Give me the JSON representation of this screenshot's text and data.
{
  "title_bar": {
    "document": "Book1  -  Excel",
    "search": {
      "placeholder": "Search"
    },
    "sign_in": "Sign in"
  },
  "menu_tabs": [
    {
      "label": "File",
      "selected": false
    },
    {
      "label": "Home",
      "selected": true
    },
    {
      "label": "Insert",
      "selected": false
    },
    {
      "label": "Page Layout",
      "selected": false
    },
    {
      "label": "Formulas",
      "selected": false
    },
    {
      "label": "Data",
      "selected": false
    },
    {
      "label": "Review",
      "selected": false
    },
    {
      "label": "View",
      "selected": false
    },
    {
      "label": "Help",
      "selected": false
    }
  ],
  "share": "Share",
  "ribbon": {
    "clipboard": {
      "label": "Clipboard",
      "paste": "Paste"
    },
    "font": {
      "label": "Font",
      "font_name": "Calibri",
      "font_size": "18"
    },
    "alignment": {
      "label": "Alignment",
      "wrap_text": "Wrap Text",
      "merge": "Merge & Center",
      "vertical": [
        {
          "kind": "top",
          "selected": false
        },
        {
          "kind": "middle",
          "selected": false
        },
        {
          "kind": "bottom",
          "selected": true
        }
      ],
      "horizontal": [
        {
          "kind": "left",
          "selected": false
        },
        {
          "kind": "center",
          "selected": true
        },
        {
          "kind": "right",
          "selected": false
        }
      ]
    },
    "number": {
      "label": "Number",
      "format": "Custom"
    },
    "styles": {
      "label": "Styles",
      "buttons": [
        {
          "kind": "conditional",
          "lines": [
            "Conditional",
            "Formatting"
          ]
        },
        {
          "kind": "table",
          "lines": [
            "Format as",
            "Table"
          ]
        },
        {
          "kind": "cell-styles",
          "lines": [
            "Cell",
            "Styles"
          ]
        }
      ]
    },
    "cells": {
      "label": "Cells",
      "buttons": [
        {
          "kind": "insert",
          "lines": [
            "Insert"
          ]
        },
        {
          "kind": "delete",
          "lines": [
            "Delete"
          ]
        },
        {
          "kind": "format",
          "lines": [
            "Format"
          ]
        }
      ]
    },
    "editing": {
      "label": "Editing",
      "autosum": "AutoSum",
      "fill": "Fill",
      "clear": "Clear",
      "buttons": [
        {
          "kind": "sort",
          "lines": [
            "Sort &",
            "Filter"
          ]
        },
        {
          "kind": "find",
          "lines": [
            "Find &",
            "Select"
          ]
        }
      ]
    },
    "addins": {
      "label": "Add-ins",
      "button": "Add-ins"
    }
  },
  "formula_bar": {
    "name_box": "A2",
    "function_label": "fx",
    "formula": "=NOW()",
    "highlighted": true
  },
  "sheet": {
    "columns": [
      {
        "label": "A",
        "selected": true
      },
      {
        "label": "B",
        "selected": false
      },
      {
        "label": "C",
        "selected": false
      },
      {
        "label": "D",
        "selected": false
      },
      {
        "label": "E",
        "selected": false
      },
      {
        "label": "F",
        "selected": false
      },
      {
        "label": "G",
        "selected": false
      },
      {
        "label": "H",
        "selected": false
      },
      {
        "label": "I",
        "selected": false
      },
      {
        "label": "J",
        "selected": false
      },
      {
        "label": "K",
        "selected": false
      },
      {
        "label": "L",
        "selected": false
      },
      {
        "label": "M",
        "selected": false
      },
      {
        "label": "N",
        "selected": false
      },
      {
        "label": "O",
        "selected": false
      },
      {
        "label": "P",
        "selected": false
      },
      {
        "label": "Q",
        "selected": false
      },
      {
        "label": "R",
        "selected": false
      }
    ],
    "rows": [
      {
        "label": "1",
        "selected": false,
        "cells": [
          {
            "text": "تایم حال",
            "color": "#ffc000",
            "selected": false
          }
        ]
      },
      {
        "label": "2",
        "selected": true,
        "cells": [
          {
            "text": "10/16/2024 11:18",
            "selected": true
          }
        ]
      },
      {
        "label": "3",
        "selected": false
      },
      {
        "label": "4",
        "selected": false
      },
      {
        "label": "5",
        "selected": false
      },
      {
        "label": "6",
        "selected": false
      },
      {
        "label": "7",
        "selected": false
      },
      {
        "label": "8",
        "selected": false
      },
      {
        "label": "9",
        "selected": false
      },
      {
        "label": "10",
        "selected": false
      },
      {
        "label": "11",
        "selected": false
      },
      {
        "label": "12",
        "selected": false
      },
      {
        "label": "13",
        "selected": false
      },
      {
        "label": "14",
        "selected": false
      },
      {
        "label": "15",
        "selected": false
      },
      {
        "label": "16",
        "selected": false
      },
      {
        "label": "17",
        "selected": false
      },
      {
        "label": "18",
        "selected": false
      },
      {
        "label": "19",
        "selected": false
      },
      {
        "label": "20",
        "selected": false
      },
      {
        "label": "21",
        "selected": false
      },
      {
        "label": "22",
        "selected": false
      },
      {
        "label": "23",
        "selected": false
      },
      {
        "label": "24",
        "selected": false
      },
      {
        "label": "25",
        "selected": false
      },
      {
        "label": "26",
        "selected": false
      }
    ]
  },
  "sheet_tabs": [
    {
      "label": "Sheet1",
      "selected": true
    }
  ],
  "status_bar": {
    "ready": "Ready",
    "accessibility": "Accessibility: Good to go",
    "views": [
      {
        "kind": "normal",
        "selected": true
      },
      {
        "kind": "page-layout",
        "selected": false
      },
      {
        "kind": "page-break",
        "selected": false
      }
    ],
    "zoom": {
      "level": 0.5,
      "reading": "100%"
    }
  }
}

· · · · · · ·

The records above must be repeated exactly, every one of them.

ANSWER TO THIS EXERCISE ->
Give me the JSON representation of this screenshot's text and data.
{
  "title_bar": {
    "document": "Book1  -  Excel",
    "search": {
      "placeholder": "Search"
    },
    "sign_in": "Sign in"
  },
  "menu_tabs": [
    {
      "label": "File",
      "selected": false
    },
    {
      "label": "Home",
      "selected": true
    },
    {
      "label": "Insert",
      "selected": false
    },
    {
      "label": "Page Layout",
      "selected": false
    },
    {
      "label": "Formulas",
      "selected": false
    },
    {
      "label": "Data",
      "selected": false
    },
    {
      "label": "Review",
      "selected": false
    },
    {
      "label": "View",
      "selected": false
    },
    {
      "label": "Help",
      "selected": false
    }
  ],
  "share": "Share",
  "ribbon": {
    "clipboard": {
      "label": "Clipboard",
      "paste": "Paste"
    },
    "font": {
      "label": "Font",
      "font_name": "Calibri",
      "font_size": "18"
    },
    "alignment": {
      "label": "Alignment",
      "wrap_text": "Wrap Text",
      "merge": "Merge & Center",
      "vertical": [
        {
          "kind": "top",
          "selected": false
        },
        {
          "kind": "middle",
          "selected": false
        },
        {
          "kind": "bottom",
          "selected": true
        }
      ],
      "horizontal": [
        {
          "kind": "left",
          "selected": false
        },
        {
          "kind": "center",
          "selected": true
        },
        {
          "kind": "right",
          "selected": false
        }
      ]
    },
    "number": {
      "label": "Number",
      "format": "Custom"
    },
    "styles": {
      "label": "Styles",
      "buttons": [
        {
          "kind": "conditional",
          "lines": [
            "Conditional",
            "Formatting"
          ]
        },
        {
          "kind": "table",
          "lines": [
            "Format as",
            "Table"
          ]
        },
        {
          "kind": "cell-styles",
          "lines": [
            "Cell",
            "Styles"
          ]
        }
      ]
    },
    "cells": {
      "label": "Cells",
      "buttons": [
        {
          "kind": "insert",
          "lines": [
            "Insert"
          ]
        },
        {
          "kind": "delete",
          "lines": [
            "Delete"
          ]
        },
        {
          "kind": "format",
          "lines": [
            "Format"
          ]
        }
      ]
    },
    "editing": {
      "label": "Editing",
      "autosum": "AutoSum",
      "fill": "Fill",
      "clear": "Clear",
      "buttons": [
        {
          "kind": "sort",
          "lines": [
            "Sort &",
            "Filter"
          ]
        },
        {
          "kind": "find",
          "lines": [
            "Find &",
            "Select"
          ]
        }
      ]
    },
    "addins": {
      "label": "Add-ins",
      "button": "Add-ins"
    }
  },
  "formula_bar": {
    "name_box": "A2",
    "function_label": "fx",
    "formula": "=NOW()",
    "highlighted": true
  },
  "sheet": {
    "columns": [
      {
        "label": "A",
        "selected": true
      },
      {
        "label": "B",
        "selected": false
      },
      {
        "label": "C",
        "selected": false
      },
      {
        "label": "D",
        "selected": false
      },
      {
        "label": "E",
        "selected": false
      },
      {
        "label": "F",
        "selected": false
      },
      {
        "label": "G",
        "selected": false
      },
      {
        "label": "H",
        "selected": false
      },
      {
        "label": "I",
        "selected": false
      },
      {
        "label": "J",
        "selected": false
      },
      {
        "label": "K",
        "selected": false
      },
      {
        "label": "L",
        "selected": false
      },
      {
        "label": "M",
        "selected": false
      },
      {
        "label": "N",
        "selected": false
      },
      {
        "label": "O",
        "selected": false
      },
      {
        "label": "P",
        "selected": false
      },
      {
        "label": "Q",
        "selected": false
      },
      {
        "label": "R",
        "selected": false
      }
    ],
    "rows": [
      {
        "label": "1",
        "selected": false,
        "cells": [
          {
            "text": "تایم حال",
            "color": "#ffc000",
            "selected": false
          }
        ]
      },
      {
        "label": "2",
        "selected": true,
        "cells": [
          {
            "text": "10/16/2024 11:18",
            "selected": true
          }
        ]
      },
      {
        "label": "3",
        "selected": false
      },
      {
        "label": "4",
        "selected": false
      },
      {
        "label": "5",
        "selected": false
      },
      {
        "label": "6",
        "selected": false
      },
      {
        "label": "7",
        "selected": false
      },
      {
        "label": "8",
        "selected": false
      },
      {
        "label": "9",
        "selected": false
      },
      {
        "label": "10",
        "selected": false
      },
      {
        "label": "11",
        "selected": false
      },
      {
        "label": "12",
        "selected": false
      },
      {
        "label": "13",
        "selected": false
      },
      {
        "label": "14",
        "selected": false
      },
      {
        "label": "15",
        "selected": false
      },
      {
        "label": "16",
        "selected": false
      },
      {
        "label": "17",
        "selected": false
      },
      {
        "label": "18",
        "selected": false
      },
      {
        "label": "19",
        "selected": false
      },
      {
        "label": "20",
        "selected": false
      },
      {
        "label": "21",
        "selected": false
      },
      {
        "label": "22",
        "selected": false
      },
      {
        "label": "23",
        "selected": false
      },
      {
        "label": "24",
        "selected": false
      },
      {
        "label": "25",
        "selected": false
      },
      {
        "label": "26",
        "selected": false
      }
    ]
  },
  "sheet_tabs": [
    {
      "label": "Sheet1",
      "selected": true
    }
  ],
  "status_bar": {
    "ready": "Ready",
    "accessibility": "Accessibility: Good to go",
    "views": [
      {
        "kind": "normal",
        "selected": true
      },
      {
        "kind": "page-layout",
        "selected": false
      },
      {
        "kind": "page-break",
        "selected": false
      }
    ],
    "zoom": {
      "level": 0.5,
      "reading": "100%"
    }
  }
}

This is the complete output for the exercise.